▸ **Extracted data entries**
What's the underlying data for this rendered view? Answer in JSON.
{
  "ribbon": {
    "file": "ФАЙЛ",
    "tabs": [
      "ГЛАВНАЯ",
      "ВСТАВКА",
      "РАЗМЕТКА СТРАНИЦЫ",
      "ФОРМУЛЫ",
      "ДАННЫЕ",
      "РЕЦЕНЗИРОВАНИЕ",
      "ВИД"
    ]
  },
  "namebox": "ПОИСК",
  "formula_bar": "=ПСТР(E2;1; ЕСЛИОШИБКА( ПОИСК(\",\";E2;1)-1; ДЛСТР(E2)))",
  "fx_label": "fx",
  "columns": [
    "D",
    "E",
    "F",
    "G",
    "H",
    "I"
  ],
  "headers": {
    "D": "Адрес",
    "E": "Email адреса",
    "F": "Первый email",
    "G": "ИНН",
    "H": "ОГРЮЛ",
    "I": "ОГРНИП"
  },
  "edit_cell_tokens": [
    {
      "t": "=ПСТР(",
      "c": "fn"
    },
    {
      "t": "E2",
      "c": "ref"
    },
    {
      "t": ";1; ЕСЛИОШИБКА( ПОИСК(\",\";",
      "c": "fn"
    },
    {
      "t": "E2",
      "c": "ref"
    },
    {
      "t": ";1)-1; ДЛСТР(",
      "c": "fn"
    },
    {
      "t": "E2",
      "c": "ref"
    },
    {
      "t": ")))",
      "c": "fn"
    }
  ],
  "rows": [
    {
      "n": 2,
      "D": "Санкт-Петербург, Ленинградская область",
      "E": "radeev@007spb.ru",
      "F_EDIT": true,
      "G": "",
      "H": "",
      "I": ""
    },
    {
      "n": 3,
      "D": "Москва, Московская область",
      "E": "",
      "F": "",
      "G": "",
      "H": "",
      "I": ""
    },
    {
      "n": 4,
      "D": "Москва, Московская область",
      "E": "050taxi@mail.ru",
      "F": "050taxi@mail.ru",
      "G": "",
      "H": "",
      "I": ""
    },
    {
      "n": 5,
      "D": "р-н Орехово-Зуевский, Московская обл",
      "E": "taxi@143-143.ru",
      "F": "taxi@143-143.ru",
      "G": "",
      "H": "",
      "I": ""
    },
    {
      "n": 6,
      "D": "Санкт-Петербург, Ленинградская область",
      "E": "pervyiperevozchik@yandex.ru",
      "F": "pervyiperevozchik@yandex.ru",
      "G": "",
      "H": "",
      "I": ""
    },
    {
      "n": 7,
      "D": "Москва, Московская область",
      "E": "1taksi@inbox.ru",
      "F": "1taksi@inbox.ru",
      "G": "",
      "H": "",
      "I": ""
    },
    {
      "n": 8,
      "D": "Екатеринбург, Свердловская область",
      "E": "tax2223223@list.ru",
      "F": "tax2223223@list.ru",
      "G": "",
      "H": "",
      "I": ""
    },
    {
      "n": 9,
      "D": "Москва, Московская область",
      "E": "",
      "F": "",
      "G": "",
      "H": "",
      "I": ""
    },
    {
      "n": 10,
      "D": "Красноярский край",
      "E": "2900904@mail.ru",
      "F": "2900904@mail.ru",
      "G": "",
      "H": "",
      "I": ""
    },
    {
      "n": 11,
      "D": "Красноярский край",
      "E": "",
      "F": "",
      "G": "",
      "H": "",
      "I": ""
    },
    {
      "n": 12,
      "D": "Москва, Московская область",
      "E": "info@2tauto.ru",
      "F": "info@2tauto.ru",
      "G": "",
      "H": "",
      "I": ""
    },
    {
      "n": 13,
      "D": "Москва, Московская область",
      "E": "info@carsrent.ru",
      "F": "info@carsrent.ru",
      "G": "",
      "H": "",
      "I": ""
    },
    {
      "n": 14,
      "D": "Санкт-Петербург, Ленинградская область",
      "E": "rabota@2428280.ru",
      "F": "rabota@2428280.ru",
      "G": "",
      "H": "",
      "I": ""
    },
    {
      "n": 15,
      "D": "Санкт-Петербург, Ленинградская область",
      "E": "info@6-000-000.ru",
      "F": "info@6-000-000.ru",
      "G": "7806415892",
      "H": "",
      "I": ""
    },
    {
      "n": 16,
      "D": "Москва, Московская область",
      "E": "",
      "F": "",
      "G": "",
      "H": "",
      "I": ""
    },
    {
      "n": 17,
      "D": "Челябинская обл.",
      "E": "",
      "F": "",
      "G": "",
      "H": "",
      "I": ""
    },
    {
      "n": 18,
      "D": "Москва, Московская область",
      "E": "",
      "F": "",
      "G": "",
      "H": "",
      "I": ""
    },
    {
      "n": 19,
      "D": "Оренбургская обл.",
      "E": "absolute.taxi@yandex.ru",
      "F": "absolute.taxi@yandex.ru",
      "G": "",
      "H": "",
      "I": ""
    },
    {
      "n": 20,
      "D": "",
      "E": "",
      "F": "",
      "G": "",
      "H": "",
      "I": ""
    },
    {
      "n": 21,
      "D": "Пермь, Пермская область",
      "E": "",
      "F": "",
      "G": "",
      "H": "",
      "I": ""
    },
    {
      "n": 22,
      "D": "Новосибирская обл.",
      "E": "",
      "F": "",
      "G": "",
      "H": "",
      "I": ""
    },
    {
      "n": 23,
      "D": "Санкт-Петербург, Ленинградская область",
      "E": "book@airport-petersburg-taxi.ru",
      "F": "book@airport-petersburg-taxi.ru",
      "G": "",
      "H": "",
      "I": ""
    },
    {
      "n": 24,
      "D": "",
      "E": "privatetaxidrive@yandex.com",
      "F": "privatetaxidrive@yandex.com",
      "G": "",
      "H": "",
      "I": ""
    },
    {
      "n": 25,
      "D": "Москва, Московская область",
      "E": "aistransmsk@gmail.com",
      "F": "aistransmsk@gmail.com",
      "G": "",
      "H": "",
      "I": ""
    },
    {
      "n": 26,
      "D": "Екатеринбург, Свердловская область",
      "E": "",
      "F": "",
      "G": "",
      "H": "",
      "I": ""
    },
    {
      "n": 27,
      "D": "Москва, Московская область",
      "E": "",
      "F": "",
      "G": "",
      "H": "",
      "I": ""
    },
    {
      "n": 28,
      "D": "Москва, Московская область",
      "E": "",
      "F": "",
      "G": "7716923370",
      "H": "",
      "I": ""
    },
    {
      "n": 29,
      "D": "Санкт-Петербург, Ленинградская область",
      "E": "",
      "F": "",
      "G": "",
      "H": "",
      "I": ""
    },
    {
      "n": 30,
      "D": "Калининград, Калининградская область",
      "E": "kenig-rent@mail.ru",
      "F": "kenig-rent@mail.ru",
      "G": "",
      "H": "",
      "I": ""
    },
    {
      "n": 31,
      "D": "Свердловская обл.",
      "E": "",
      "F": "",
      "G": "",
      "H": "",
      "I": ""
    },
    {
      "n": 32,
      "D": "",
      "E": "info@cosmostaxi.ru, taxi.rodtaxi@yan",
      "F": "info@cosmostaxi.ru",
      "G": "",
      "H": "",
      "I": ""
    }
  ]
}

▸ **What is being asked**
Show every line in the entries where the string "cosmostaxi" occurs.

▸ **Exercise answer**
      "E": "info@cosmostaxi.ru, taxi.rodtaxi@yan",
      "F": "info@cosmostaxi.ru",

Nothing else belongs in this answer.